=== Exercise goal ===
Of all the lines in these entries, how many contain the string "title"? Give only that count.

=== Input data ===
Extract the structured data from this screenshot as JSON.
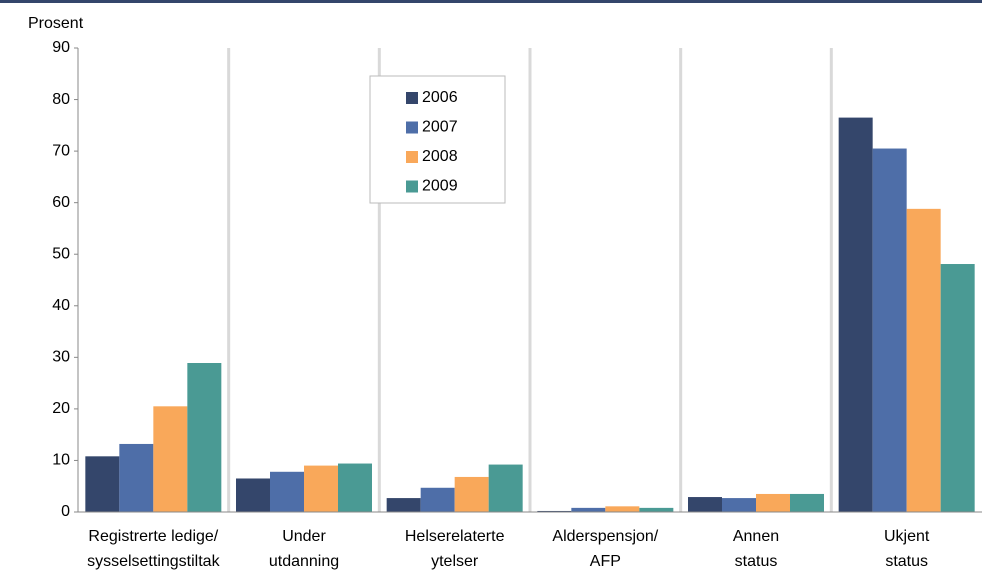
{
  "chart_data": {
    "type": "bar",
    "y_label": "Prosent",
    "categories": [
      [
        "Registrerte ledige/",
        "sysselsettingstiltak"
      ],
      [
        "Under",
        "utdanning"
      ],
      [
        "Helserelaterte",
        "ytelser"
      ],
      [
        "Alderspensjon/",
        "AFP"
      ],
      [
        "Annen",
        "status"
      ],
      [
        "Ukjent",
        "status"
      ]
    ],
    "series": [
      {
        "name": "2006",
        "color": "#34466b",
        "values": [
          10.8,
          6.5,
          2.7,
          0.2,
          2.9,
          76.5
        ]
      },
      {
        "name": "2007",
        "color": "#4e6ea8",
        "values": [
          13.2,
          7.8,
          4.7,
          0.8,
          2.7,
          70.5
        ]
      },
      {
        "name": "2008",
        "color": "#f9a85a",
        "values": [
          20.5,
          9.0,
          6.8,
          1.1,
          3.5,
          58.8
        ]
      },
      {
        "name": "2009",
        "color": "#4a9a94",
        "values": [
          28.9,
          9.4,
          9.2,
          0.8,
          3.5,
          48.1
        ]
      }
    ],
    "ylim": [
      0,
      90
    ],
    "yticks": [
      0,
      10,
      20,
      30,
      40,
      50,
      60,
      70,
      80,
      90
    ],
    "grid": false,
    "legend": "top"
  }
}
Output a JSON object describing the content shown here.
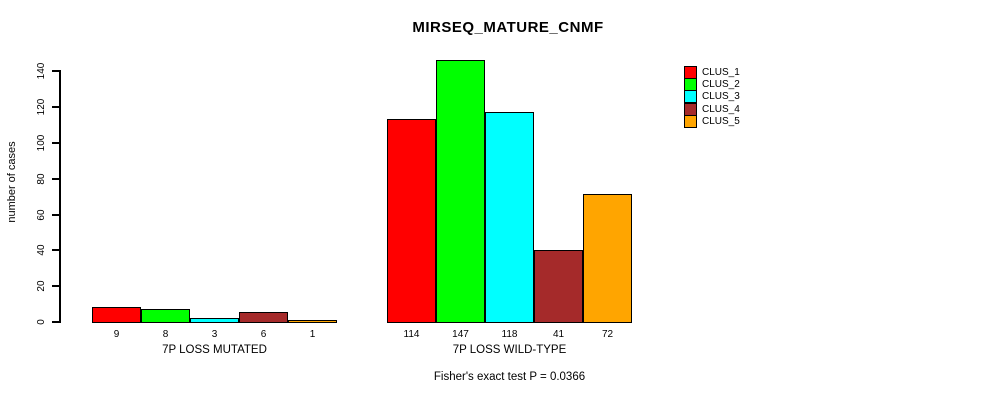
{
  "title": "MIRSEQ_MATURE_CNMF",
  "chart_data": {
    "type": "bar",
    "title": "MIRSEQ_MATURE_CNMF",
    "ylabel": "number of cases",
    "xlabel": "",
    "ylim": [
      0,
      150
    ],
    "yticks": [
      0,
      20,
      40,
      60,
      80,
      100,
      120,
      140
    ],
    "grid": false,
    "bar_borders": "#000000",
    "background": "#ffffff",
    "legend_position": "top-right",
    "legend": [
      {
        "label": "CLUS_1",
        "color": "#FF0000"
      },
      {
        "label": "CLUS_2",
        "color": "#00FF00"
      },
      {
        "label": "CLUS_3",
        "color": "#00FFFF"
      },
      {
        "label": "CLUS_4",
        "color": "#A52A2A"
      },
      {
        "label": "CLUS_5",
        "color": "#FFA500"
      }
    ],
    "categories": [
      "7P LOSS MUTATED",
      "7P LOSS WILD-TYPE"
    ],
    "series": [
      {
        "name": "CLUS_1",
        "color": "#FF0000",
        "values": [
          9,
          114
        ]
      },
      {
        "name": "CLUS_2",
        "color": "#00FF00",
        "values": [
          8,
          147
        ]
      },
      {
        "name": "CLUS_3",
        "color": "#00FFFF",
        "values": [
          3,
          118
        ]
      },
      {
        "name": "CLUS_4",
        "color": "#A52A2A",
        "values": [
          6,
          41
        ]
      },
      {
        "name": "CLUS_5",
        "color": "#FFA500",
        "values": [
          1,
          72
        ]
      }
    ],
    "bar_value_labels_shown": true,
    "annotation": "Fisher's exact test P = 0.0366"
  }
}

=== Result for this task ===
2